→ What you need to do
Reproduce every line of the material below, but drop the pictures.

(Data entries)
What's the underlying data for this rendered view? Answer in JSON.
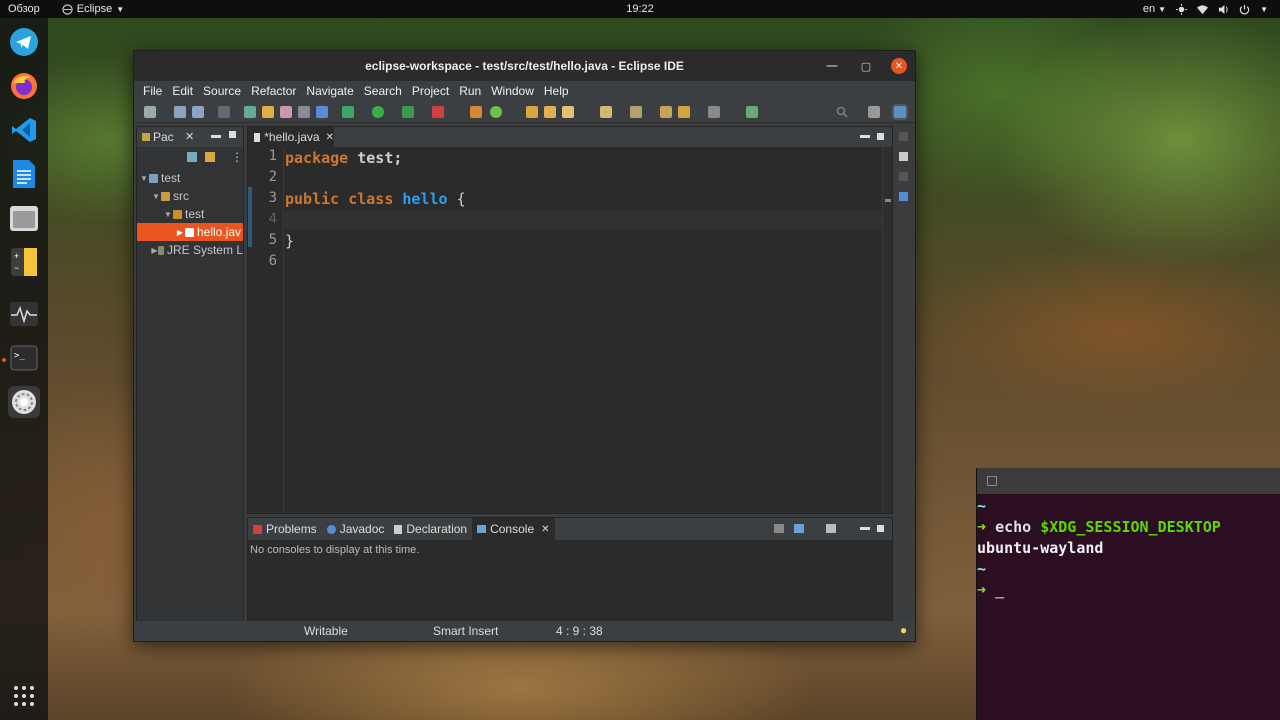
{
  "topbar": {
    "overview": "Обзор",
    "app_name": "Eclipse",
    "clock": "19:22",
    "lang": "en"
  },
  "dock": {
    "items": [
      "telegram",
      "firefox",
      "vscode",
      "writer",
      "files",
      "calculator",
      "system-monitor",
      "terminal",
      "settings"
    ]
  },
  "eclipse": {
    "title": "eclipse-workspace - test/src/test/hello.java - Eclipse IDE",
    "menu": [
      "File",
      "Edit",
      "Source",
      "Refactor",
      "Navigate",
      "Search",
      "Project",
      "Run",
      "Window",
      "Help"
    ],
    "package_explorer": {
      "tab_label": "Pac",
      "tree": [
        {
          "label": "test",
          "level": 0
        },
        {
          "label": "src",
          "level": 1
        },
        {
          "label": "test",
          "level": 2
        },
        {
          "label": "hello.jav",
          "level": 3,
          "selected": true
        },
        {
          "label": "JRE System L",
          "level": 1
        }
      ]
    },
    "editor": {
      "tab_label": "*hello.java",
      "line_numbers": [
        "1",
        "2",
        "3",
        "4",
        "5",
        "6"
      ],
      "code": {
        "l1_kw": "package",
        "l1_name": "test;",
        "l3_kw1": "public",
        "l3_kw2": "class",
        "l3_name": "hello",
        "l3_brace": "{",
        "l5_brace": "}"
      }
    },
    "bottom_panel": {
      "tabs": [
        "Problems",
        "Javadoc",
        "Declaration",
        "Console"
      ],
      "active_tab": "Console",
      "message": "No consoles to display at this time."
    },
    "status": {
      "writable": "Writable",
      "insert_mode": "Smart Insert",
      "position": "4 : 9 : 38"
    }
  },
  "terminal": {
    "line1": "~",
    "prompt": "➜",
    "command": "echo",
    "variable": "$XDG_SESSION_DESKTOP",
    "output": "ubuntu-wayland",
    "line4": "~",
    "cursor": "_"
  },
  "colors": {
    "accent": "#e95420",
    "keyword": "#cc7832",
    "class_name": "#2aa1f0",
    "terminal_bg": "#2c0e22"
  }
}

→ Task answer
What's the underlying data for this rendered view? Answer in JSON.
{
  "topbar": {
    "overview": "Обзор",
    "app_name": "Eclipse",
    "clock": "19:22",
    "lang": "en"
  },
  "dock": {
    "items": [
      "telegram",
      "firefox",
      "vscode",
      "writer",
      "files",
      "calculator",
      "system-monitor",
      "terminal",
      "settings"
    ]
  },
  "eclipse": {
    "title": "eclipse-workspace - test/src/test/hello.java - Eclipse IDE",
    "menu": [
      "File",
      "Edit",
      "Source",
      "Refactor",
      "Navigate",
      "Search",
      "Project",
      "Run",
      "Window",
      "Help"
    ],
    "package_explorer": {
      "tab_label": "Pac",
      "tree": [
        {
          "label": "test",
          "level": 0
        },
        {
          "label": "src",
          "level": 1
        },
        {
          "label": "test",
          "level": 2
        },
        {
          "label": "hello.jav",
          "level": 3,
          "selected": true
        },
        {
          "label": "JRE System L",
          "level": 1
        }
      ]
    },
    "editor": {
      "tab_label": "*hello.java",
      "line_numbers": [
        "1",
        "2",
        "3",
        "4",
        "5",
        "6"
      ],
      "code": {
        "l1_kw": "package",
        "l1_name": "test;",
        "l3_kw1": "public",
        "l3_kw2": "class",
        "l3_name": "hello",
        "l3_brace": "{",
        "l5_brace": "}"
      }
    },
    "bottom_panel": {
      "tabs": [
        "Problems",
        "Javadoc",
        "Declaration",
        "Console"
      ],
      "active_tab": "Console",
      "message": "No consoles to display at this time."
    },
    "status": {
      "writable": "Writable",
      "insert_mode": "Smart Insert",
      "position": "4 : 9 : 38"
    }
  },
  "terminal": {
    "line1": "~",
    "prompt": "➜",
    "command": "echo",
    "variable": "$XDG_SESSION_DESKTOP",
    "output": "ubuntu-wayland",
    "line4": "~",
    "cursor": "_"
  },
  "colors": {
    "accent": "#e95420",
    "keyword": "#cc7832",
    "class_name": "#2aa1f0",
    "terminal_bg": "#2c0e22"
  }
}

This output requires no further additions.